WHAT IS REQUIRED - Copy each line of the records that contains the word "into".

─── RECORDS SUPPLIED

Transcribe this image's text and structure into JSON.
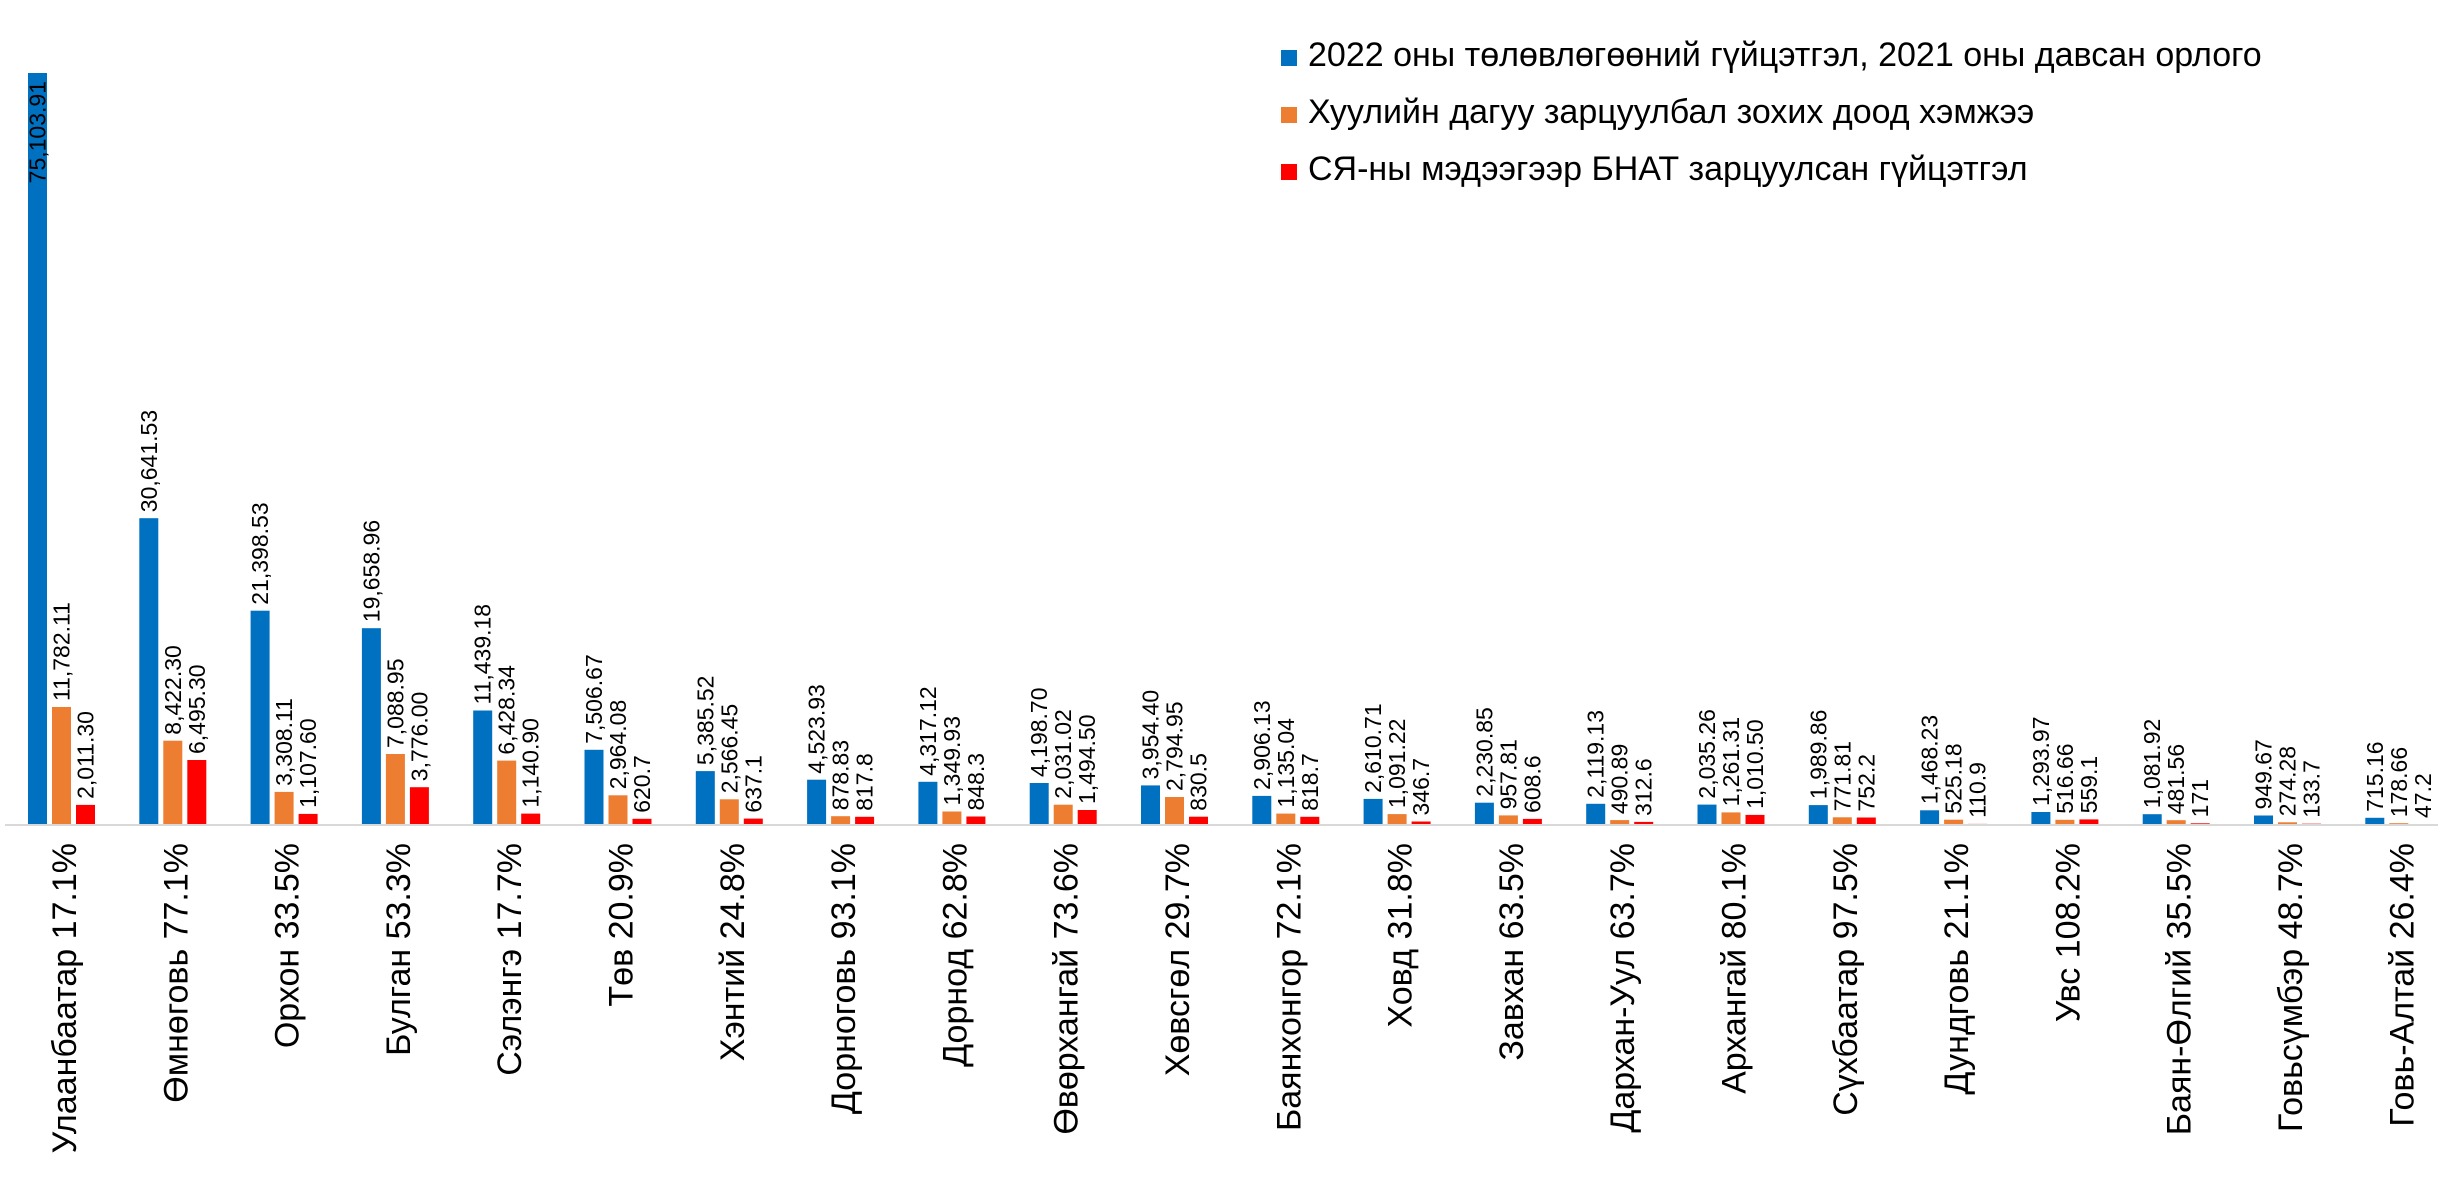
{
  "chart_data": {
    "type": "bar",
    "title": "",
    "xlabel": "",
    "ylabel": "",
    "ylim": [
      0,
      75103.91
    ],
    "grid": false,
    "legend_position": "top-right",
    "categories": [
      "Улаанбаатар 17.1%",
      "Өмнөговь 77.1%",
      "Орхон 33.5%",
      "Булган 53.3%",
      "Сэлэнгэ 17.7%",
      "Төв 20.9%",
      "Хэнтий 24.8%",
      "Дорноговь 93.1%",
      "Дорнод 62.8%",
      "Өвөрхангай 73.6%",
      "Хөвсгөл 29.7%",
      "Баянхонгор 72.1%",
      "Ховд 31.8%",
      "Завхан 63.5%",
      "Дархан-Уул 63.7%",
      "Архангай 80.1%",
      "Сүхбаатар 97.5%",
      "Дундговь 21.1%",
      "Увс 108.2%",
      "Баян-Өлгий 35.5%",
      "Говьсүмбэр 48.7%",
      "Говь-Алтай 26.4%"
    ],
    "series": [
      {
        "name": "2022 оны төлөвлөгөөний гүйцэтгэл, 2021 оны давсан орлого",
        "color": "#0070C0",
        "values": [
          75103.91,
          30641.53,
          21398.53,
          19658.96,
          11439.18,
          7506.67,
          5385.52,
          4523.93,
          4317.12,
          4198.7,
          3954.4,
          2906.13,
          2610.71,
          2230.85,
          2119.13,
          2035.26,
          1989.86,
          1468.23,
          1293.97,
          1081.92,
          949.67,
          715.16
        ],
        "labels": [
          "75,103.91",
          "30,641.53",
          "21,398.53",
          "19,658.96",
          "11,439.18",
          "7,506.67",
          "5,385.52",
          "4,523.93",
          "4,317.12",
          "4,198.70",
          "3,954.40",
          "2,906.13",
          "2,610.71",
          "2,230.85",
          "2,119.13",
          "2,035.26",
          "1,989.86",
          "1,468.23",
          "1,293.97",
          "1,081.92",
          "949.67",
          "715.16"
        ]
      },
      {
        "name": "Хуулийн дагуу зарцуулбал зохих доод хэмжээ",
        "color": "#ED7D31",
        "values": [
          11782.11,
          8422.3,
          3308.11,
          7088.95,
          6428.34,
          2964.08,
          2566.45,
          878.83,
          1349.93,
          2031.02,
          2794.95,
          1135.04,
          1091.22,
          957.81,
          490.89,
          1261.31,
          771.81,
          525.18,
          516.66,
          481.56,
          274.28,
          178.66
        ],
        "labels": [
          "11,782.11",
          "8,422.30",
          "3,308.11",
          "7,088.95",
          "6,428.34",
          "2,964.08",
          "2,566.45",
          "878.83",
          "1,349.93",
          "2,031.02",
          "2,794.95",
          "1,135.04",
          "1,091.22",
          "957.81",
          "490.89",
          "1,261.31",
          "771.81",
          "525.18",
          "516.66",
          "481.56",
          "274.28",
          "178.66"
        ]
      },
      {
        "name": "СЯ-ны мэдээгээр БНАТ зарцуулсан гүйцэтгэл",
        "color": "#FF0000",
        "values": [
          2011.3,
          6495.3,
          1107.6,
          3776.0,
          1140.9,
          620.7,
          637.1,
          817.8,
          848.3,
          1494.5,
          830.5,
          818.7,
          346.7,
          608.6,
          312.6,
          1010.5,
          752.2,
          110.9,
          559.1,
          171,
          133.7,
          47.2
        ],
        "labels": [
          "2,011.30",
          "6,495.30",
          "1,107.60",
          "3,776.00",
          "1,140.90",
          "620.7",
          "637.1",
          "817.8",
          "848.3",
          "1,494.50",
          "830.5",
          "818.7",
          "346.7",
          "608.6",
          "312.6",
          "1,010.50",
          "752.2",
          "110.9",
          "559.1",
          "171",
          "133.7",
          "47.2"
        ]
      }
    ]
  }
}
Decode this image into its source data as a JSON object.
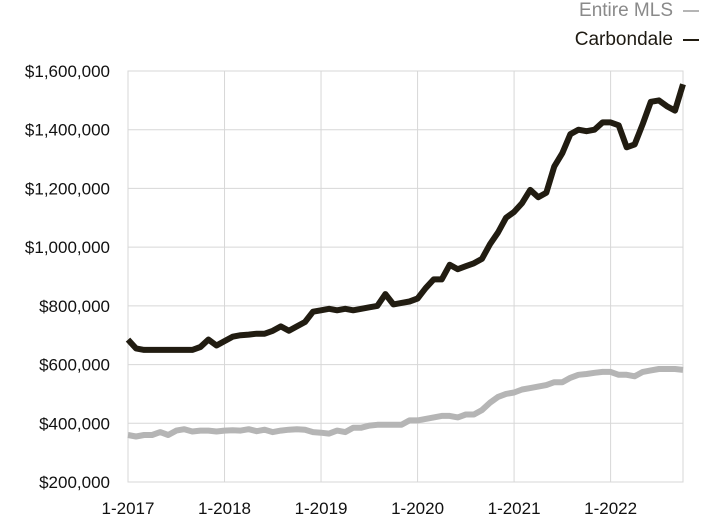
{
  "colors": {
    "entire_mls": "#b5b5b5",
    "carbondale": "#211c11",
    "grid": "#d7d7d7",
    "axis_text": "#111111"
  },
  "chart_data": {
    "type": "line",
    "title": "",
    "xlabel": "",
    "ylabel": "",
    "ylim": [
      200000,
      1600000
    ],
    "yticks": [
      200000,
      400000,
      600000,
      800000,
      1000000,
      1200000,
      1400000,
      1600000
    ],
    "ytick_labels": [
      "$200,000",
      "$400,000",
      "$600,000",
      "$800,000",
      "$1,000,000",
      "$1,200,000",
      "$1,400,000",
      "$1,600,000"
    ],
    "xlim": [
      0,
      69
    ],
    "xticks": [
      0,
      12,
      24,
      36,
      48,
      60
    ],
    "xtick_labels": [
      "1-2017",
      "1-2018",
      "1-2019",
      "1-2020",
      "1-2021",
      "1-2022"
    ],
    "grid": true,
    "legend_position": "top-right",
    "series": [
      {
        "name": "Entire MLS",
        "color": "#b5b5b5",
        "values": [
          360000,
          355000,
          360000,
          360000,
          370000,
          360000,
          375000,
          380000,
          372000,
          375000,
          375000,
          372000,
          375000,
          376000,
          375000,
          380000,
          373000,
          378000,
          370000,
          375000,
          378000,
          380000,
          378000,
          370000,
          368000,
          365000,
          375000,
          370000,
          385000,
          385000,
          392000,
          395000,
          395000,
          395000,
          395000,
          410000,
          410000,
          415000,
          420000,
          425000,
          425000,
          420000,
          430000,
          430000,
          445000,
          470000,
          490000,
          500000,
          505000,
          515000,
          520000,
          525000,
          530000,
          540000,
          540000,
          555000,
          565000,
          568000,
          572000,
          575000,
          575000,
          565000,
          565000,
          560000,
          575000,
          580000,
          585000,
          585000,
          585000,
          582000
        ]
      },
      {
        "name": "Carbondale",
        "color": "#211c11",
        "values": [
          685000,
          655000,
          650000,
          650000,
          650000,
          650000,
          650000,
          650000,
          650000,
          660000,
          685000,
          665000,
          680000,
          695000,
          700000,
          702000,
          705000,
          705000,
          715000,
          730000,
          715000,
          730000,
          745000,
          780000,
          785000,
          790000,
          785000,
          790000,
          785000,
          790000,
          795000,
          800000,
          840000,
          805000,
          810000,
          815000,
          825000,
          860000,
          890000,
          890000,
          940000,
          925000,
          935000,
          945000,
          960000,
          1010000,
          1050000,
          1100000,
          1120000,
          1150000,
          1195000,
          1170000,
          1185000,
          1275000,
          1320000,
          1385000,
          1400000,
          1395000,
          1400000,
          1425000,
          1425000,
          1415000,
          1340000,
          1350000,
          1420000,
          1495000,
          1500000,
          1480000,
          1465000,
          1555000
        ]
      }
    ]
  }
}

──────

EXERCISE ANSWER -
Transcribe this image's text and structure into JSON.
Decode this image into its source data as a JSON object.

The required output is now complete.